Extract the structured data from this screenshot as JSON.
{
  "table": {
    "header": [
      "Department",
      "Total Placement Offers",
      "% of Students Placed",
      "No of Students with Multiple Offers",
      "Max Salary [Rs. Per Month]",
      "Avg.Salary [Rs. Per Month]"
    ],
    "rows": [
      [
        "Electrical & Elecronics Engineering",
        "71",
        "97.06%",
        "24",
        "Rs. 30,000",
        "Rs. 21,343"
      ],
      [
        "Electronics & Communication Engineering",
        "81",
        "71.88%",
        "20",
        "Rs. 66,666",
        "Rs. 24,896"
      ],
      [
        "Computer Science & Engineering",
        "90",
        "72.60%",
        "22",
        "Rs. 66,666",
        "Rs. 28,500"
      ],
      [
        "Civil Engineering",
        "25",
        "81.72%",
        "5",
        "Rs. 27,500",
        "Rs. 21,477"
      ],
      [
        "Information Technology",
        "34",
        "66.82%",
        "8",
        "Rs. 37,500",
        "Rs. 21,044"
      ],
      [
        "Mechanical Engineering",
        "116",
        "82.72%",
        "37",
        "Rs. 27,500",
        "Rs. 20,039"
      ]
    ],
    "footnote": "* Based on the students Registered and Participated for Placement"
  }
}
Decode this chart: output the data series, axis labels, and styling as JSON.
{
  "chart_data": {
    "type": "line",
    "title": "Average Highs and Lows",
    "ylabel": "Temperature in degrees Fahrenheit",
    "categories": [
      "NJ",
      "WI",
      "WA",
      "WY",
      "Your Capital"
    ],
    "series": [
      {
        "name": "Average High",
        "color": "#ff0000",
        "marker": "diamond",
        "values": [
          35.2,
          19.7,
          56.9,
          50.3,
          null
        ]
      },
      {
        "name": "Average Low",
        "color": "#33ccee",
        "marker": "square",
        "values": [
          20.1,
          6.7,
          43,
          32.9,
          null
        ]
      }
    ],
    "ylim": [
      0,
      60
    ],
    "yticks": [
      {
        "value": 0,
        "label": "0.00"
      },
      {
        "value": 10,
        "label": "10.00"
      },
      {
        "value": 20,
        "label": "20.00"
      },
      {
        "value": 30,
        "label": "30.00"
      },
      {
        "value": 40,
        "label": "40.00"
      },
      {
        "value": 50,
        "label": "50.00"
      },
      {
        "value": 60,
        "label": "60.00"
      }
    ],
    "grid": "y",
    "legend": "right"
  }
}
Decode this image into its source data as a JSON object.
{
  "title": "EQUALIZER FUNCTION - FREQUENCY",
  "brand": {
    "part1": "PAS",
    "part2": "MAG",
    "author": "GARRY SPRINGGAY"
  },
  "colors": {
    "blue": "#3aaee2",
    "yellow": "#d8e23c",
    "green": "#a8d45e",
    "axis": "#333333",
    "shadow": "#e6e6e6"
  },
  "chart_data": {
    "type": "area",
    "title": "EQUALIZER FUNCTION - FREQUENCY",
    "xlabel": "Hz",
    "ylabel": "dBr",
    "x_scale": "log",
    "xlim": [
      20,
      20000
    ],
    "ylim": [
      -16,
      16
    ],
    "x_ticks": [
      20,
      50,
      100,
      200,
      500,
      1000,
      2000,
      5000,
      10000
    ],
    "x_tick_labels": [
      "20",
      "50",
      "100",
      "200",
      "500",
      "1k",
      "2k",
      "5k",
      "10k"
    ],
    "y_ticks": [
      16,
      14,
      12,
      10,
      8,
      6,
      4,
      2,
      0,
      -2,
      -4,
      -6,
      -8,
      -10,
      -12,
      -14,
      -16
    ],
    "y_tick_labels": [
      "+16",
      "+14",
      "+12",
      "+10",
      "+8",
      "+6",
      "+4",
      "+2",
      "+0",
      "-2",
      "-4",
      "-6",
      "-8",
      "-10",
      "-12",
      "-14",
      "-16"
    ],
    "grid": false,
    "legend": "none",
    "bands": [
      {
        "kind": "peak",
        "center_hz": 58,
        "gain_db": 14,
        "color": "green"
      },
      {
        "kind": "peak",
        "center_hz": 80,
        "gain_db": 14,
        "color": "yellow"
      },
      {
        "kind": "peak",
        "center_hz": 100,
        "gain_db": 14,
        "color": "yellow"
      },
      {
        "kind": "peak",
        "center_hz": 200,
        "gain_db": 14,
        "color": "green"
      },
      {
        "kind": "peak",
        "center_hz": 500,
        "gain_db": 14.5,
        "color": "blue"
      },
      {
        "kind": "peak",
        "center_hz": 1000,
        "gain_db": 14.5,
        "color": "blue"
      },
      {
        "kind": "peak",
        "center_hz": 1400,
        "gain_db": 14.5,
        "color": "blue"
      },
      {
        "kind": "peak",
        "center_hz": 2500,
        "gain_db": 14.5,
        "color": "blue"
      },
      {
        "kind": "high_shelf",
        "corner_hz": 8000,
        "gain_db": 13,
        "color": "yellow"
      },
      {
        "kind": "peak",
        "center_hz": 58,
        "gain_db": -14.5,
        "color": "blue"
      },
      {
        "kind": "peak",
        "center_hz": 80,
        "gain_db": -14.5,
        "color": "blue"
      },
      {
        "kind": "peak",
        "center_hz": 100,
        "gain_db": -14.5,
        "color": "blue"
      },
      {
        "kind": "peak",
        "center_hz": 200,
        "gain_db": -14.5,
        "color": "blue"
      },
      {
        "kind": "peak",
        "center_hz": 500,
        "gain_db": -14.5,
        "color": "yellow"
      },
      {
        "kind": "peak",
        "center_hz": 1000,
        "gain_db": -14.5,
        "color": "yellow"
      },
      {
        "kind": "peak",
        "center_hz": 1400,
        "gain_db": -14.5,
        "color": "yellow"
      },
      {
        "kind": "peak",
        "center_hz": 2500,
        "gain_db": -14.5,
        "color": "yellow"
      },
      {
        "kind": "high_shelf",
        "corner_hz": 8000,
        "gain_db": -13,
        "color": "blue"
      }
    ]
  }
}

= = = = =

* GIVEN INSTRUCTION
Every record shown above must be echoed exactly.

* THE RESULT
Extract the structured data from this screenshot as JSON.
{
  "table": {
    "header": [
      "Department",
      "Total Placement Offers",
      "% of Students Placed",
      "No of Students with Multiple Offers",
      "Max Salary [Rs. Per Month]",
      "Avg.Salary [Rs. Per Month]"
    ],
    "rows": [
      [
        "Electrical & Elecronics Engineering",
        "71",
        "97.06%",
        "24",
        "Rs. 30,000",
        "Rs. 21,343"
      ],
      [
        "Electronics & Communication Engineering",
        "81",
        "71.88%",
        "20",
        "Rs. 66,666",
        "Rs. 24,896"
      ],
      [
        "Computer Science & Engineering",
        "90",
        "72.60%",
        "22",
        "Rs. 66,666",
        "Rs. 28,500"
      ],
      [
        "Civil Engineering",
        "25",
        "81.72%",
        "5",
        "Rs. 27,500",
        "Rs. 21,477"
      ],
      [
        "Information Technology",
        "34",
        "66.82%",
        "8",
        "Rs. 37,500",
        "Rs. 21,044"
      ],
      [
        "Mechanical Engineering",
        "116",
        "82.72%",
        "37",
        "Rs. 27,500",
        "Rs. 20,039"
      ]
    ],
    "footnote": "* Based on the students Registered and Participated for Placement"
  }
}
Decode this chart: output the data series, axis labels, and styling as JSON.
{
  "chart_data": {
    "type": "line",
    "title": "Average Highs and Lows",
    "ylabel": "Temperature in degrees Fahrenheit",
    "categories": [
      "NJ",
      "WI",
      "WA",
      "WY",
      "Your Capital"
    ],
    "series": [
      {
        "name": "Average High",
        "color": "#ff0000",
        "marker": "diamond",
        "values": [
          35.2,
          19.7,
          56.9,
          50.3,
          null
        ]
      },
      {
        "name": "Average Low",
        "color": "#33ccee",
        "marker": "square",
        "values": [
          20.1,
          6.7,
          43,
          32.9,
          null
        ]
      }
    ],
    "ylim": [
      0,
      60
    ],
    "yticks": [
      {
        "value": 0,
        "label": "0.00"
      },
      {
        "value": 10,
        "label": "10.00"
      },
      {
        "value": 20,
        "label": "20.00"
      },
      {
        "value": 30,
        "label": "30.00"
      },
      {
        "value": 40,
        "label": "40.00"
      },
      {
        "value": 50,
        "label": "50.00"
      },
      {
        "value": 60,
        "label": "60.00"
      }
    ],
    "grid": "y",
    "legend": "right"
  }
}
Decode this image into its source data as a JSON object.
{
  "title": "EQUALIZER FUNCTION - FREQUENCY",
  "brand": {
    "part1": "PAS",
    "part2": "MAG",
    "author": "GARRY SPRINGGAY"
  },
  "colors": {
    "blue": "#3aaee2",
    "yellow": "#d8e23c",
    "green": "#a8d45e",
    "axis": "#333333",
    "shadow": "#e6e6e6"
  },
  "chart_data": {
    "type": "area",
    "title": "EQUALIZER FUNCTION - FREQUENCY",
    "xlabel": "Hz",
    "ylabel": "dBr",
    "x_scale": "log",
    "xlim": [
      20,
      20000
    ],
    "ylim": [
      -16,
      16
    ],
    "x_ticks": [
      20,
      50,
      100,
      200,
      500,
      1000,
      2000,
      5000,
      10000
    ],
    "x_tick_labels": [
      "20",
      "50",
      "100",
      "200",
      "500",
      "1k",
      "2k",
      "5k",
      "10k"
    ],
    "y_ticks": [
      16,
      14,
      12,
      10,
      8,
      6,
      4,
      2,
      0,
      -2,
      -4,
      -6,
      -8,
      -10,
      -12,
      -14,
      -16
    ],
    "y_tick_labels": [
      "+16",
      "+14",
      "+12",
      "+10",
      "+8",
      "+6",
      "+4",
      "+2",
      "+0",
      "-2",
      "-4",
      "-6",
      "-8",
      "-10",
      "-12",
      "-14",
      "-16"
    ],
    "grid": false,
    "legend": "none",
    "bands": [
      {
        "kind": "peak",
        "center_hz": 58,
        "gain_db": 14,
        "color": "green"
      },
      {
        "kind": "peak",
        "center_hz": 80,
        "gain_db": 14,
        "color": "yellow"
      },
      {
        "kind": "peak",
        "center_hz": 100,
        "gain_db": 14,
        "color": "yellow"
      },
      {
        "kind": "peak",
        "center_hz": 200,
        "gain_db": 14,
        "color": "green"
      },
      {
        "kind": "peak",
        "center_hz": 500,
        "gain_db": 14.5,
        "color": "blue"
      },
      {
        "kind": "peak",
        "center_hz": 1000,
        "gain_db": 14.5,
        "color": "blue"
      },
      {
        "kind": "peak",
        "center_hz": 1400,
        "gain_db": 14.5,
        "color": "blue"
      },
      {
        "kind": "peak",
        "center_hz": 2500,
        "gain_db": 14.5,
        "color": "blue"
      },
      {
        "kind": "high_shelf",
        "corner_hz": 8000,
        "gain_db": 13,
        "color": "yellow"
      },
      {
        "kind": "peak",
        "center_hz": 58,
        "gain_db": -14.5,
        "color": "blue"
      },
      {
        "kind": "peak",
        "center_hz": 80,
        "gain_db": -14.5,
        "color": "blue"
      },
      {
        "kind": "peak",
        "center_hz": 100,
        "gain_db": -14.5,
        "color": "blue"
      },
      {
        "kind": "peak",
        "center_hz": 200,
        "gain_db": -14.5,
        "color": "blue"
      },
      {
        "kind": "peak",
        "center_hz": 500,
        "gain_db": -14.5,
        "color": "yellow"
      },
      {
        "kind": "peak",
        "center_hz": 1000,
        "gain_db": -14.5,
        "color": "yellow"
      },
      {
        "kind": "peak",
        "center_hz": 1400,
        "gain_db": -14.5,
        "color": "yellow"
      },
      {
        "kind": "peak",
        "center_hz": 2500,
        "gain_db": -14.5,
        "color": "yellow"
      },
      {
        "kind": "high_shelf",
        "corner_hz": 8000,
        "gain_db": -13,
        "color": "blue"
      }
    ]
  }
}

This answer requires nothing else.